● Selected text:
—————

The following diagram shows the DH calculations between keys. Note that DH1 and DH2 provide mutual authentication, while DH3 and DH4 provide forward secrecy.
DH1...DH4

DH1...DH4

After calculating SK, Alice deletes her ephemeral private key and the DH outputs.

Alice then calculates an "associated data" byte sequence AD that contains identity information for both parties:

    AD = Encode(IKA) || Encode(IKB)

Alice may optionally append additional information to AD, such as Alice and Bob's usernames, certificates, or other identifying information.

Alice then sends Bob an initial message containing:

    Alice's identity key IKA
    Alice's ephemeral key EKA
    Identifiers stating which of Bob's prekeys Alice used
    An initial ciphertext encrypted with some AEAD encryption scheme [4] using AD as associated data and using an encryption key which is either SK or the output from some cryptographic PRF keyed by SK.

The initial ciphertext is typically the first message in some post-X3DH communication protocol. In other words, this ciphertext typically has two roles, serving as the first message within some post-X3DH protocol, and as part of Alice's X3DH initial message.

After sending this, Alice may continue using SK or keys derived from SK within the post-X3DH protocol for communication with Bob, subject to the security considerations in Section 4.
3.4. Receiving the initial message

Upon receiving Alice's initial message, Bob retrieves Alice's identity key and ephemeral key from the message. Bob also loads his identity private key, and the private key(s) corresponding to whichever signed prekey and one-time prekey (if any) Alice used.

—————

● Dataset records:

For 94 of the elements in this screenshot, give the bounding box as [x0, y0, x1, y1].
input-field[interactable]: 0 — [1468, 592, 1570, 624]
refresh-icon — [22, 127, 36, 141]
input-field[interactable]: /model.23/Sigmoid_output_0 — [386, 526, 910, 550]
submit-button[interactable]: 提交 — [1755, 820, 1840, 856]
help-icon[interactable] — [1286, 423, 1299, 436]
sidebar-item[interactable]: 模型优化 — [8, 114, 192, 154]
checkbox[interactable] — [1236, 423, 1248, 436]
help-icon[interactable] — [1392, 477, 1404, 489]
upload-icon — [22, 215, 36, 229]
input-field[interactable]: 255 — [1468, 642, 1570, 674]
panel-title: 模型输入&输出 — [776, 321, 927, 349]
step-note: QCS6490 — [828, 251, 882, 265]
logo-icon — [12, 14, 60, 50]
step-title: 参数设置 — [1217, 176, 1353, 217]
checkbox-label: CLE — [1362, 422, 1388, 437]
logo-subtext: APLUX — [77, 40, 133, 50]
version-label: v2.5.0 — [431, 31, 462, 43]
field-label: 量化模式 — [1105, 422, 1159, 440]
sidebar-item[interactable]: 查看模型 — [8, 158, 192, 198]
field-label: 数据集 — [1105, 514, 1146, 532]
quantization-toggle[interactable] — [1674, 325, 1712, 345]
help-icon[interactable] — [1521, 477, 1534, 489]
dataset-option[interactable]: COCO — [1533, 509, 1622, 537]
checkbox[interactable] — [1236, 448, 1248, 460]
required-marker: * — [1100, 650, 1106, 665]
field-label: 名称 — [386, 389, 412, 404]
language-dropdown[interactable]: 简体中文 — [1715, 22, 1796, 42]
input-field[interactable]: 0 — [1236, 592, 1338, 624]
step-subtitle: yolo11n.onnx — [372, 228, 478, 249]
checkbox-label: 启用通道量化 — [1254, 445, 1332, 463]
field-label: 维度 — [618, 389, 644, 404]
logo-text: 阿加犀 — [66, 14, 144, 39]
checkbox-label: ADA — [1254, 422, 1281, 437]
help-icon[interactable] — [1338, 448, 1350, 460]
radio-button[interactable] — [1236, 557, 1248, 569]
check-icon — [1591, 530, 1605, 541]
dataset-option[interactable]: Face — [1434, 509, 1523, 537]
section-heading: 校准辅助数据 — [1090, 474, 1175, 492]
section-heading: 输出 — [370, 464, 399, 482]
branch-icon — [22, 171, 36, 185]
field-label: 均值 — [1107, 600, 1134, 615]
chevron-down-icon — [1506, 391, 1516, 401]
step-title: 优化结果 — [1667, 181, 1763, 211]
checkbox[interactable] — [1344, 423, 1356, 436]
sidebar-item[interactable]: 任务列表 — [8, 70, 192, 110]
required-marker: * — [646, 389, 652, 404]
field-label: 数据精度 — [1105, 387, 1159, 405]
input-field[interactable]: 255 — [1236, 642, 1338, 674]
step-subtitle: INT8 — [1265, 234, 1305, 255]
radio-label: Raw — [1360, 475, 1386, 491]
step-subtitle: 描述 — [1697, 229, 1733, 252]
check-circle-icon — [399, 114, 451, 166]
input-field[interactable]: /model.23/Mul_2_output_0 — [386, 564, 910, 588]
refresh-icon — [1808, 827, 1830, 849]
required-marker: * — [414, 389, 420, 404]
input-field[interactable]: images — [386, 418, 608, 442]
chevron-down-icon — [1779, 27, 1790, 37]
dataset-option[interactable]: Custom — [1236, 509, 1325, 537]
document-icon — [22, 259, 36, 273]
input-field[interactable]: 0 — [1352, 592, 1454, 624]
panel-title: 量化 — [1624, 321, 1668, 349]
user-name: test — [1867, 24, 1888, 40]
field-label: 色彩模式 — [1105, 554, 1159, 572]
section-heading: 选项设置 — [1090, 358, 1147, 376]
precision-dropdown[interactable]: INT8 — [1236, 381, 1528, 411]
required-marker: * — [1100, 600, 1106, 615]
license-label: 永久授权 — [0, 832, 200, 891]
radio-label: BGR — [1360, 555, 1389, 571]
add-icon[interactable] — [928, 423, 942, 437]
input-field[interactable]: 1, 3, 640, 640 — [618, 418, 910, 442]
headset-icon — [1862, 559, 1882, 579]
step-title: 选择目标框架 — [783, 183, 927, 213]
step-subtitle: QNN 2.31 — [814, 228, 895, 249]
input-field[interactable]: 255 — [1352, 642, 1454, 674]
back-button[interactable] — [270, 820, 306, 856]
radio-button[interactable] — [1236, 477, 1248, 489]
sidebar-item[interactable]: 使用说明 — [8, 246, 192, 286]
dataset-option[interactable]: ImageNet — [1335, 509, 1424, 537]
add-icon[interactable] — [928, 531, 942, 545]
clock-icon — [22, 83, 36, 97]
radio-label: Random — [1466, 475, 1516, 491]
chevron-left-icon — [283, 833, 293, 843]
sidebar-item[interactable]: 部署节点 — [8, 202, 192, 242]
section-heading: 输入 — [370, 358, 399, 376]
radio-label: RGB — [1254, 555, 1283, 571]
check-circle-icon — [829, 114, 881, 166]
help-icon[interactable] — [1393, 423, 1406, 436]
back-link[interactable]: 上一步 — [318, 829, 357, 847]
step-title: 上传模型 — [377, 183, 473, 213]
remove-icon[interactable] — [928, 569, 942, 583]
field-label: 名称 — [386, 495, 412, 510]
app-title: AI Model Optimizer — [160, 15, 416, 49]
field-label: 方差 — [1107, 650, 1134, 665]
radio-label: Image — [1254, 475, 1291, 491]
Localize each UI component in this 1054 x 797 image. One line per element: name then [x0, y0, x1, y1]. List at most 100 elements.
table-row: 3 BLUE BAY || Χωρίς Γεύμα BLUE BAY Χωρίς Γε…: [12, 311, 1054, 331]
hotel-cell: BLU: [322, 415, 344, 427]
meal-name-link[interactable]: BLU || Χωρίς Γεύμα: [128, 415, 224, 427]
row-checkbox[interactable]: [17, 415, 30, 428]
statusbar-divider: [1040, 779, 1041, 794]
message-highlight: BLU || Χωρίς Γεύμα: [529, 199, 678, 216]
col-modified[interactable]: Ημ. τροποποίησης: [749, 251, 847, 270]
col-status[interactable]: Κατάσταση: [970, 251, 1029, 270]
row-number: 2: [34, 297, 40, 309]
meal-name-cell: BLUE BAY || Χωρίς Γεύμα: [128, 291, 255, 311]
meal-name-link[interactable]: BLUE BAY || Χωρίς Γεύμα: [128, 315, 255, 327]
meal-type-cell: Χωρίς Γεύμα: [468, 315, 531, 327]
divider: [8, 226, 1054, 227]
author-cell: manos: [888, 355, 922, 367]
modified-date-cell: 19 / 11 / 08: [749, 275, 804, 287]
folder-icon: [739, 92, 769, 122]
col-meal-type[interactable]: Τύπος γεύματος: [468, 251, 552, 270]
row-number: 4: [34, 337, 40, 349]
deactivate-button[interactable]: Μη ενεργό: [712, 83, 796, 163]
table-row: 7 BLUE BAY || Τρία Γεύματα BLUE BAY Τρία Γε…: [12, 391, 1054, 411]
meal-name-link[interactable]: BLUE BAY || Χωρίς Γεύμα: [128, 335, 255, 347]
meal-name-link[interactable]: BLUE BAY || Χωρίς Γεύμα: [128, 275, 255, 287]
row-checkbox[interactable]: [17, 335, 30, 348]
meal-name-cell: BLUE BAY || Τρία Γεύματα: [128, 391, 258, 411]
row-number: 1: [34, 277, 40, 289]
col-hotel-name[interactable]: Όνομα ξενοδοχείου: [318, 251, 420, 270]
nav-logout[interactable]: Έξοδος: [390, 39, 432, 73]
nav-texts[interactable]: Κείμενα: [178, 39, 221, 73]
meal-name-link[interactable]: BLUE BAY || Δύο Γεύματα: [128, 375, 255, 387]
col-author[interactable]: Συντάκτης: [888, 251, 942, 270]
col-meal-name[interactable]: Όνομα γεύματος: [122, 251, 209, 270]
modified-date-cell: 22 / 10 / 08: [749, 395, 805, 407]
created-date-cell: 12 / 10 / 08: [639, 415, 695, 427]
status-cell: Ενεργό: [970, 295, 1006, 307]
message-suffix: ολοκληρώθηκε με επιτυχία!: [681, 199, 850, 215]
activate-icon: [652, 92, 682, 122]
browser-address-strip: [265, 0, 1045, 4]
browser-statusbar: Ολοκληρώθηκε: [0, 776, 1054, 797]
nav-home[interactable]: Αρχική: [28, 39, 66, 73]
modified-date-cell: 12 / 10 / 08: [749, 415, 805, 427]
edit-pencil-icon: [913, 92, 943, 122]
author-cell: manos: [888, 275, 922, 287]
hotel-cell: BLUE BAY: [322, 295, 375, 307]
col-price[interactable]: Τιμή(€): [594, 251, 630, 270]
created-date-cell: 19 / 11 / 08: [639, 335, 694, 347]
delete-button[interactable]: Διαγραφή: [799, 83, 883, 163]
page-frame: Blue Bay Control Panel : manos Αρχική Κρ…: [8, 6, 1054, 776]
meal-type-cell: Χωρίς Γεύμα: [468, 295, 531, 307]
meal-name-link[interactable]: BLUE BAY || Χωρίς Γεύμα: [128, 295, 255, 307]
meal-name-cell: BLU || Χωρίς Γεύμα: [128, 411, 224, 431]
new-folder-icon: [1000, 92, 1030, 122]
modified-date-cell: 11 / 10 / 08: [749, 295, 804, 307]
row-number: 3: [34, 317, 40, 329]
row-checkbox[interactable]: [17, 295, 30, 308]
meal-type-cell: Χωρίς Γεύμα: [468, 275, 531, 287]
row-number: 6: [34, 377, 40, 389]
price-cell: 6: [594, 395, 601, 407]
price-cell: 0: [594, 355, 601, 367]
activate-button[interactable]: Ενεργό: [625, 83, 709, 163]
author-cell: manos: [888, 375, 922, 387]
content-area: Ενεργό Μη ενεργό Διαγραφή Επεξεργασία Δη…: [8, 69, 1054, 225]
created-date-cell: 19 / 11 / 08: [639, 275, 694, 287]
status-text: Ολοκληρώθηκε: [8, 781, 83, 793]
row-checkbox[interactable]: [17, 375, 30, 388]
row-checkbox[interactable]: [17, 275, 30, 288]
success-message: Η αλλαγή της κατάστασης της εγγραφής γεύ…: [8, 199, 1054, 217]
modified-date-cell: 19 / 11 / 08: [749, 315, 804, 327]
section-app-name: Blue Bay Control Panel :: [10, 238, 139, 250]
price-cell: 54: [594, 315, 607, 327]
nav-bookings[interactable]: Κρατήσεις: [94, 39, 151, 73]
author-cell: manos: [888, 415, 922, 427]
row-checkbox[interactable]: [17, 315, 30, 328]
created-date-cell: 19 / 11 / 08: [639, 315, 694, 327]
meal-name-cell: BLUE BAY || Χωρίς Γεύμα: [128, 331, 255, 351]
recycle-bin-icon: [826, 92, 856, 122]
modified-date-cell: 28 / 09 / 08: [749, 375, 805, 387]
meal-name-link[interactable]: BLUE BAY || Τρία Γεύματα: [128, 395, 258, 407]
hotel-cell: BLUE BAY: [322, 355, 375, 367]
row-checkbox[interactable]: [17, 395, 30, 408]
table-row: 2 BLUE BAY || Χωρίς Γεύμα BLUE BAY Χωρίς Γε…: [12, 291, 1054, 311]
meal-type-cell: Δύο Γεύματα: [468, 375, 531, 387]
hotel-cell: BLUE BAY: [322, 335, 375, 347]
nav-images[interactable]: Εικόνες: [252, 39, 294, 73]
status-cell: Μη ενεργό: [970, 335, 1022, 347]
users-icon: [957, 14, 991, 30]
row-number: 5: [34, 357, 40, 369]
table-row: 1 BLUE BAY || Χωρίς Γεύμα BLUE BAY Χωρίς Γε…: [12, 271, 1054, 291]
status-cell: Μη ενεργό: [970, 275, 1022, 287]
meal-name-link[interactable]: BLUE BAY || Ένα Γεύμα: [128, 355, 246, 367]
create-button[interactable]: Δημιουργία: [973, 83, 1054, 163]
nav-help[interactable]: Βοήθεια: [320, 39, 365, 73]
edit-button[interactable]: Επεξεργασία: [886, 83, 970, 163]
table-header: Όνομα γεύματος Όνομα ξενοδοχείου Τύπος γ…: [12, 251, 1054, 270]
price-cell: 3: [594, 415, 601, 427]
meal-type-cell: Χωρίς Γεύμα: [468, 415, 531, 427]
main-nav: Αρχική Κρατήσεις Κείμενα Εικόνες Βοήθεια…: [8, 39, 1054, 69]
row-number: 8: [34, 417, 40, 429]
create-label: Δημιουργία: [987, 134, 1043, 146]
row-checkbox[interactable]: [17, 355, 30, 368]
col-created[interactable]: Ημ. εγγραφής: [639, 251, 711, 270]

—————

● Things to do:
A. According to the X3DH passage, what items does Alice's initial message to Bob contain? List every one.
B. How would you say this sentence from the X3DH passage in Spanish: "After calculating SK, Alice deletes her ephemeral private key and the DH outputs."
C. Could you carry the X3DH passage on from where it stops?

● Responses:
A.
- Alice's identity key IKA
- Alice's ephemeral key EKA
- Identifiers stating which of Bob's prekeys Alice used
- An initial ciphertext encrypted with some AEAD encryption scheme, using AD as associated data and an encryption key that is either SK or the output from some cryptographic PRF keyed by SK

B. Después de calcular SK, Alice elimina su clave privada efímera y las salidas DH.

C.
Using these keys, Bob repeats the DH and KDF calculations from the previous section to derive SK, and then deletes the DH values.

Bob then constructs the AD byte sequence using IKA and IKB, as described in the previous section. Finally, Bob attempts to decrypt the initial ciphertext using SK and AD. If the initial ciphertext fails to decrypt, then Bob aborts the protocol and deletes SK.

If the initial ciphertext decrypts successfully the protocol is complete for Bob. Bob deletes any one-time prekey private key that was used, for forward secrecy. Bob may then continue using SK or keys derived from SK within the post-X3DH protocol for communication with Alice, subject to the security considerations in Section 4.
4. Security considerations
4.1. Authentication

Before or after an X3DH key agreement, the parties may compare their identity public keys IKA and IKB through some authenticated channel. For example, they may compare public key fingerprints manually, or by scanning a QR code. Methods for doing this are outside the scope of this document.

If authentication is not performed, the parties receive no cryptographic guarantee as to who they are communicating with.
4.2. Protocol replay

If Alice's initial message doesn't use a one-time prekey, it may be replayed to Bob and he will accept it. This could cause Bob to think Alice had sent him the same message (or messages) repeatedly.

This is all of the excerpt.